PROBLEM TO SOLVE:
Transcribe all the entries word for word, but omit the images.

Entries taken from a collection

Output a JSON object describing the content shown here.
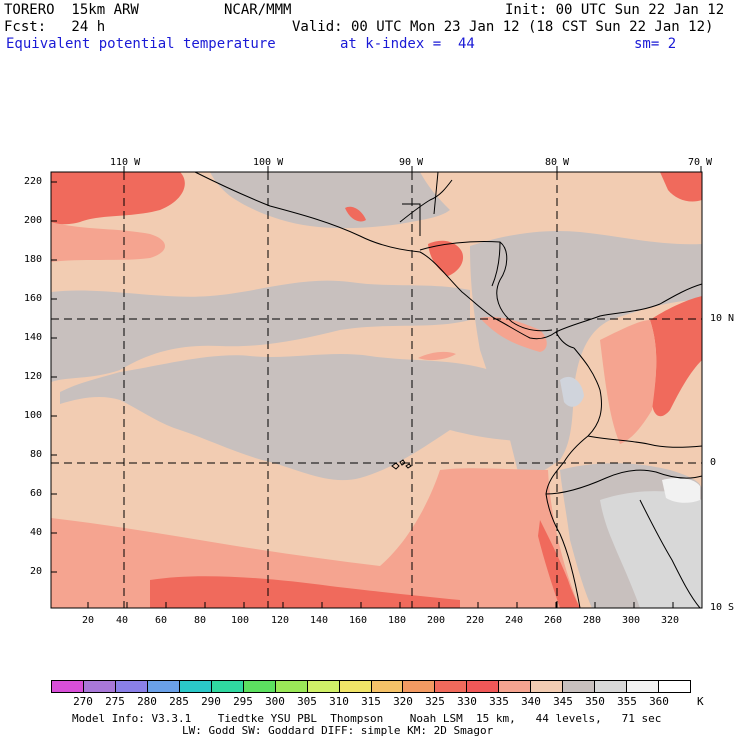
{
  "header": {
    "model": "TORERO  15km ARW",
    "org": "NCAR/MMM",
    "init": "Init: 00 UTC Sun 22 Jan 12",
    "fcst": "Fcst:   24 h",
    "valid": "Valid: 00 UTC Mon 23 Jan 12 (18 CST Sun 22 Jan 12)",
    "field": "Equivalent potential temperature",
    "level": "at k-index =  44",
    "smooth": "sm= 2"
  },
  "map": {
    "top_lon_labels": [
      "110 W",
      "100 W",
      "90 W",
      "80 W",
      "70 W"
    ],
    "right_lat_labels": [
      "10 N",
      "0",
      "10 S"
    ],
    "left_ticks": [
      "220",
      "200",
      "180",
      "160",
      "140",
      "120",
      "100",
      "80",
      "60",
      "40",
      "20"
    ],
    "bottom_ticks": [
      "20",
      "40",
      "60",
      "80",
      "100",
      "120",
      "140",
      "160",
      "180",
      "200",
      "220",
      "240",
      "260",
      "280",
      "300",
      "320"
    ],
    "field_description": "Equivalent potential temperature shaded field over the eastern Pacific, Central America and northwestern South America"
  },
  "colorbar": {
    "unit": "K",
    "labels": [
      "270",
      "275",
      "280",
      "285",
      "290",
      "295",
      "300",
      "305",
      "310",
      "315",
      "320",
      "325",
      "330",
      "335",
      "340",
      "345",
      "350",
      "355",
      "360"
    ],
    "colors": [
      "#d84fd8",
      "#a878d8",
      "#8a80e8",
      "#6aa0e8",
      "#2bc8c8",
      "#30d8a0",
      "#5ce060",
      "#9ae858",
      "#d0f068",
      "#f0e468",
      "#f5c268",
      "#f29a62",
      "#f06a5c",
      "#f05858",
      "#f5a490",
      "#f2ccb2",
      "#c8c0be",
      "#d8d8d8",
      "#f2f2f2",
      "#ffffff"
    ]
  },
  "footer": {
    "line1": "Model Info: V3.3.1    Tiedtke YSU PBL  Thompson    Noah LSM  15 km,   44 levels,   71 sec",
    "line2": "LW: Godd SW: Goddard DIFF: simple KM: 2D Smagor"
  }
}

COMPLETED EXERCISE:
Output a JSON object describing the content shown here.
{
  "header": {
    "model": "TORERO  15km ARW",
    "org": "NCAR/MMM",
    "init": "Init: 00 UTC Sun 22 Jan 12",
    "fcst": "Fcst:   24 h",
    "valid": "Valid: 00 UTC Mon 23 Jan 12 (18 CST Sun 22 Jan 12)",
    "field": "Equivalent potential temperature",
    "level": "at k-index =  44",
    "smooth": "sm= 2"
  },
  "map": {
    "top_lon_labels": [
      "110 W",
      "100 W",
      "90 W",
      "80 W",
      "70 W"
    ],
    "right_lat_labels": [
      "10 N",
      "0",
      "10 S"
    ],
    "left_ticks": [
      "220",
      "200",
      "180",
      "160",
      "140",
      "120",
      "100",
      "80",
      "60",
      "40",
      "20"
    ],
    "bottom_ticks": [
      "20",
      "40",
      "60",
      "80",
      "100",
      "120",
      "140",
      "160",
      "180",
      "200",
      "220",
      "240",
      "260",
      "280",
      "300",
      "320"
    ],
    "field_description": "Equivalent potential temperature shaded field over the eastern Pacific, Central America and northwestern South America"
  },
  "colorbar": {
    "unit": "K",
    "labels": [
      "270",
      "275",
      "280",
      "285",
      "290",
      "295",
      "300",
      "305",
      "310",
      "315",
      "320",
      "325",
      "330",
      "335",
      "340",
      "345",
      "350",
      "355",
      "360"
    ],
    "colors": [
      "#d84fd8",
      "#a878d8",
      "#8a80e8",
      "#6aa0e8",
      "#2bc8c8",
      "#30d8a0",
      "#5ce060",
      "#9ae858",
      "#d0f068",
      "#f0e468",
      "#f5c268",
      "#f29a62",
      "#f06a5c",
      "#f05858",
      "#f5a490",
      "#f2ccb2",
      "#c8c0be",
      "#d8d8d8",
      "#f2f2f2",
      "#ffffff"
    ]
  },
  "footer": {
    "line1": "Model Info: V3.3.1    Tiedtke YSU PBL  Thompson    Noah LSM  15 km,   44 levels,   71 sec",
    "line2": "LW: Godd SW: Goddard DIFF: simple KM: 2D Smagor"
  }
}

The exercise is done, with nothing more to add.